• _PASSAGE TO READ_
▼

Latitude: 50.535 / 50°32'5"N

Longitude: -4.5396 / 4°32'22"W

OS Eastings: 220121.165701

OS Northings: 73658.767771

OS Grid: SX201736

Mapcode National: GBR NB.HPRF

Mapcode Global: FRA 17CN.C7P

Entry Name: Three stone hut circles with adjacent prehistoric field wall 660m north-west of Higher Langdon Farm

Scheduled Date: 18 February 1994

Source: Historic England

Source ID: 1007471

English Heritage Legacy ID: 15255

County: Cornwall

Civil Parish: St. Cleer

Traditional County: Cornwall

Lieutenancy Area (Ceremonial County): Cornwall

Church of England Parish: St Neot

Church of England Diocese: Truro

Details

The monument includes three closely-spaced stone hut circles with an adjacent,
broadly contemporary field wall situated on the north-west slope of a broad
spur occupied by Higher Langdon Farm in the River Fowey valley on southern
Bodmin Moor.
The hut circles form the western part of a dispersed linear settlement of
seven hut circles which are arranged about an approximate east-west line over
134m of the hillslope and located around a hollow which contains thick, damp
peat deposits. Of the three hut circles contained in this monument, the
central and western hut circles are situated 3m apart on an east-west axis
while the central and eastern hut circles are situated 4m apart on a NW-SE
axis. Each hut circle survives with a wall of heaped rubble and boulders
defining a circular or near-circular internal area levelled into the
hillslope.
The western hut circle has a wall up to 1.25m wide and 0.4m high
enclosing an internal area 6m in diameter. A gap, 1m wide, in the wall's
eastern side marks the original entrance. The western sector of the hut circle
wall is over-ridden by a modern stone-faced hedgebank, 2m wide and 0.8m high,
running on a NNW-SSE axis.

▲

• _DATA ROWS_
▼

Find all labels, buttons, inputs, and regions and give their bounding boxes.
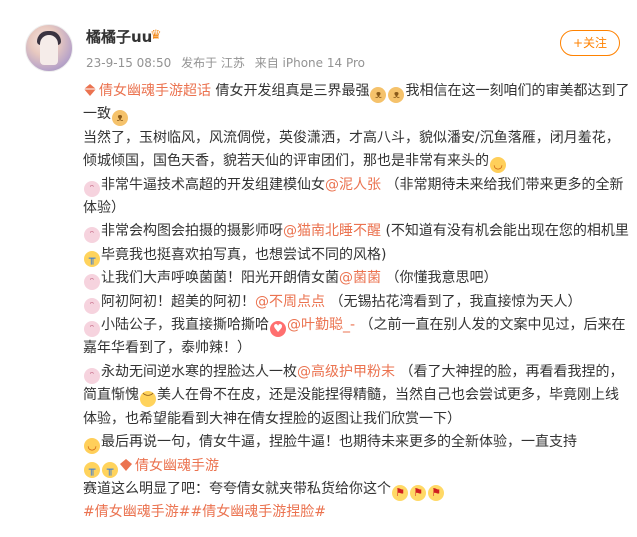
- flag-emoji-icon: ⚑: [392, 484, 408, 501]
- follow-button[interactable]: +关注: [560, 30, 620, 56]
- blush-emoji-icon: ◡: [490, 157, 506, 174]
- paragraph-7-pre: 小陆公子，我直接撕哈撕哈: [101, 317, 269, 334]
- mention-link[interactable]: @泥人张: [325, 177, 381, 193]
- crown-icon: ♛: [150, 28, 162, 43]
- bunny-emoji-icon: ᵔ: [84, 367, 100, 384]
- paragraph-5: ᵔ 让我们大声呼唤菌菌！阳光开朗倩女菌@菌菌 （你懂我意思吧）: [83, 267, 631, 291]
- cry-emoji-icon: ╥: [102, 461, 118, 478]
- bunny-emoji-icon: ᵔ: [84, 180, 100, 197]
- username[interactable]: 橘橘子uu: [86, 26, 152, 47]
- post-date[interactable]: 23-9-15 08:50: [86, 56, 171, 70]
- hashtag-links[interactable]: #倩女幽魂手游##倩女幽魂手游捏脸#: [83, 504, 326, 520]
- paragraph-6: ᵔ 阿初阿初！超美的阿初！@不周点点 （无锡拈花湾看到了，我直接惊为天人）: [83, 291, 631, 314]
- mention-link[interactable]: @高级护甲粉末: [297, 364, 395, 380]
- cat-emoji-icon: ᴥ: [388, 87, 405, 103]
- paragraph-4-pre: 非常会构图会拍摄的摄影师呀: [101, 223, 283, 240]
- paragraph-2: 当然了，玉树临风，风流倜傥，英俊潇洒，才高八斗，貌似潘安/沉鱼落雁，闭月羞花，倾…: [83, 127, 631, 174]
- paragraph-tags: #倩女幽魂手游##倩女幽魂手游捏脸#: [83, 501, 631, 524]
- paragraph-3-pre: 非常牛逼技术高超的开发组建模仙女: [101, 176, 325, 193]
- paragraph-4-post: (不知道有没有机会能出现在您的相机里: [381, 223, 629, 240]
- topic-link[interactable]: 倩女幽魂手游: [135, 458, 219, 474]
- post-meta: 23-9-15 08:50 发布于 江苏 来自 iPhone 14 Pro: [86, 54, 371, 71]
- paragraph-10-text: 赛道这么明显了吧：夸夸倩女就夹带私货给你这个: [83, 480, 391, 497]
- diamond-icon: [83, 82, 97, 96]
- paragraph-6-pre: 阿初阿初！超美的阿初！: [101, 293, 255, 310]
- flag-emoji-icon: ⚑: [410, 484, 426, 501]
- mention-link[interactable]: @不周点点: [255, 294, 325, 310]
- paragraph-4: ᵔ 非常会构图会拍摄的摄影师呀@猫南北睡不醒 (不知道有没有机会能出现在您的相机里…: [83, 220, 631, 267]
- avatar-figure: [40, 35, 58, 65]
- paragraph-4-post2: 毕竟我也挺喜欢拍写真，也想尝试不同的风格): [101, 246, 387, 263]
- paragraph-10: 赛道这么明显了吧：夸夸倩女就夹带私货给你这个 ⚑ ⚑ ⚑: [83, 478, 631, 501]
- post-header: 橘橘子uu ♛ 23-9-15 08:50 发布于 江苏 来自 iPhone 1…: [0, 0, 637, 80]
- topic-link[interactable]: 倩女幽魂手游超话: [99, 83, 211, 99]
- paragraph-6-post: （无锡拈花湾看到了，我直接惊为天人）: [325, 293, 582, 310]
- cry-emoji-icon: ╥: [84, 250, 100, 267]
- blush-emoji-icon: ◡: [84, 438, 100, 455]
- post-body: 倩女幽魂手游超话 倩女开发组真是三界最强 ᴥ ᴥ 我相信在这一刻咱们的审美都达到了一致…: [83, 80, 631, 525]
- cat-emoji-icon: ᴥ: [112, 110, 128, 127]
- mention-link[interactable]: @菌菌: [339, 270, 381, 286]
- avatar[interactable]: [25, 24, 73, 72]
- paragraph-2-text: 当然了，玉树临风，风流倜傥，英俊潇洒，才高八斗，貌似潘安/沉鱼落雁，闭月羞花，倾…: [83, 129, 620, 170]
- cat-emoji-icon: ᴥ: [370, 87, 387, 103]
- paragraph-1: 倩女幽魂手游超话 倩女开发组真是三界最强 ᴥ ᴥ 我相信在这一刻咱们的审美都达到了一致…: [83, 80, 631, 127]
- paragraph-9b: ╥ ╥ 倩女幽魂手游: [83, 455, 631, 478]
- bunny-emoji-icon: ᵔ: [84, 227, 100, 244]
- heart-eyes-emoji-icon: ♥: [270, 321, 286, 338]
- bunny-emoji-icon: ᵔ: [84, 297, 100, 314]
- bunny-emoji-icon: ᵔ: [84, 321, 100, 338]
- paragraph-5-pre: 让我们大声呼唤菌菌！阳光开朗倩女菌: [101, 270, 339, 287]
- diamond-icon: [119, 457, 133, 471]
- paragraph-5-post: （你懂我意思吧）: [381, 270, 498, 287]
- mention-link[interactable]: @叶勤聪_-: [287, 317, 355, 333]
- paragraph-8-pre: 永劫无间逆水寒的捏脸达人一枚: [101, 363, 297, 380]
- post-device: 来自 iPhone 14 Pro: [254, 56, 365, 70]
- paragraph-3: ᵔ 非常牛逼技术高超的开发组建模仙女@泥人张 （非常期待未来给我们带来更多的全新体…: [83, 174, 631, 221]
- bunny-emoji-icon: ᵔ: [84, 274, 100, 291]
- paragraph-8: ᵔ 永劫无间逆水寒的捏脸达人一枚@高级护甲粉末 （看了大神捏的脸，再看看我捏的，简…: [83, 361, 631, 431]
- cry-emoji-icon: ╥: [84, 461, 100, 478]
- flag-emoji-icon: ⚑: [428, 484, 444, 501]
- paragraph-1-text: 倩女开发组真是三界最强: [211, 83, 370, 99]
- paragraph-9: ◡ 最后再说一句，倩女牛逼，捏脸牛逼！也期待未来更多的全新体验，一直支持: [83, 431, 631, 455]
- sad-emoji-icon: ︶: [140, 391, 156, 408]
- paragraph-9-text: 最后再说一句，倩女牛逼，捏脸牛逼！也期待未来更多的全新体验，一直支持: [101, 434, 577, 451]
- mention-link[interactable]: @猫南北睡不醒: [283, 223, 381, 239]
- paragraph-8-post2: 美人在骨不在皮，还是没能捏得精髓，当然自己也会尝试更多，毕竟刚上线体验，也希望能…: [83, 387, 619, 427]
- paragraph-7: ᵔ 小陆公子，我直接撕哈撕哈 ♥ @叶勤聪_- （之前一直在别人发的文案中见过，后来在…: [83, 314, 631, 361]
- post-location: 发布于 江苏: [181, 56, 245, 70]
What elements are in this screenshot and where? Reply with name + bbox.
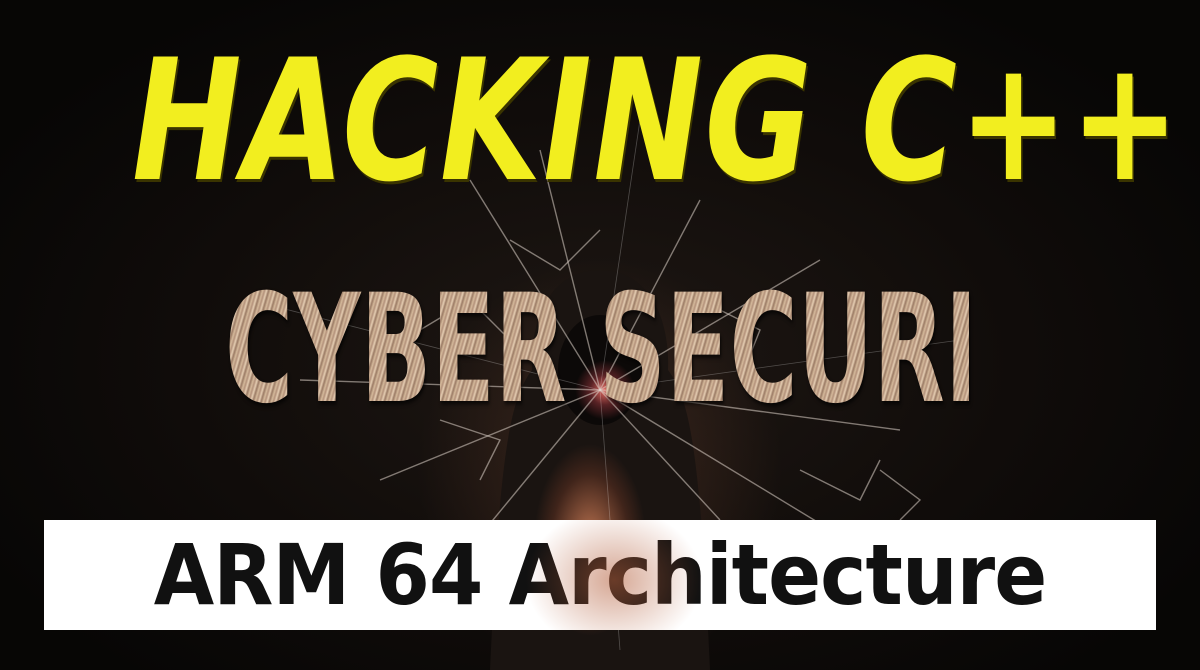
topic-banner: ARM 64 Architecture [44, 520, 1156, 630]
cyber-security-title: CYBER SECURITY [225, 250, 1110, 450]
banner-text: ARM 64 Architecture [153, 526, 1048, 624]
thumbnail: HACKING C++ CYBER SECURITY ARM 64 Archit… [0, 0, 1200, 670]
main-title: HACKING C++ [132, 23, 1182, 219]
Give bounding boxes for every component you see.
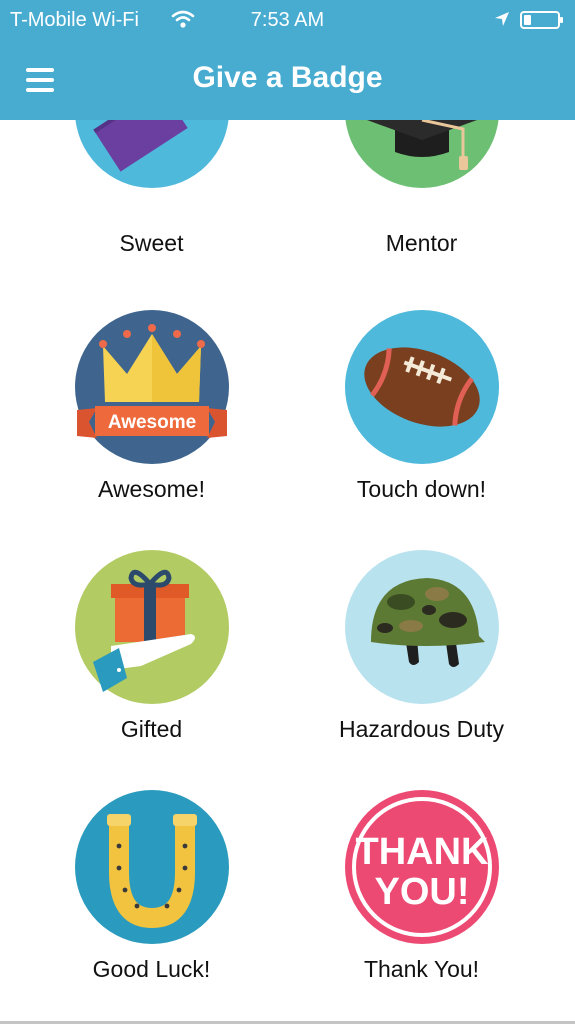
nav-bar: Give a Badge (0, 40, 575, 120)
battery-icon (520, 11, 563, 29)
football-icon (345, 310, 499, 464)
status-bar: T-Mobile Wi-Fi 7:53 AM (0, 0, 575, 40)
badge-label: Touch down! (356, 476, 487, 502)
badge-label: Sweet (119, 230, 184, 256)
stamp-text-line: YOU! (375, 871, 470, 913)
status-time: 7:53 AM (250, 9, 325, 31)
badge-label: Good Luck! (92, 956, 211, 982)
army-helmet-icon (345, 550, 499, 704)
chocolate-bar-icon (75, 120, 229, 188)
badge-label: Awesome! (98, 476, 205, 502)
stamp-text-line: THANK (356, 831, 490, 873)
badge-touch-down[interactable]: Touch down! (278, 310, 565, 550)
badge-thank-you[interactable]: THANK YOU! Thank You! (278, 790, 565, 1024)
badge-label: Mentor (385, 230, 458, 256)
badge-mentor[interactable]: Mentor (278, 120, 565, 274)
thank-you-stamp-icon: THANK YOU! (345, 790, 499, 944)
badge-sweet[interactable]: Sweet (8, 120, 295, 274)
horseshoe-icon (75, 790, 229, 944)
crown-icon: Awesome (75, 310, 229, 464)
badge-awesome[interactable]: Awesome Awesome! (8, 310, 295, 550)
badge-hazardous-duty[interactable]: Hazardous Duty (278, 550, 565, 790)
page-title: Give a Badge (192, 61, 383, 94)
location-arrow-icon (495, 12, 509, 26)
badge-gifted[interactable]: Gifted (8, 550, 295, 790)
badge-label: Hazardous Duty (339, 716, 504, 742)
graduation-cap-icon (345, 120, 499, 188)
badge-label: Gifted (120, 716, 183, 742)
crown-ribbon-text: Awesome (108, 412, 196, 433)
gift-hand-icon (75, 550, 229, 704)
badge-good-luck[interactable]: Good Luck! (8, 790, 295, 1024)
badge-label: Thank You! (363, 956, 480, 982)
badge-grid: Sweet Mentor Awesome Awesome! Touch down… (0, 120, 575, 1024)
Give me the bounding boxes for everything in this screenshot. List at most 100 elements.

▲

• _TASK DIRECTIONS_
In the monument listing above, how wide is the gap that marks the original entrance of the western hut circle?

• _FULL OUTPUT_
1m wide, in the wall's eastern side.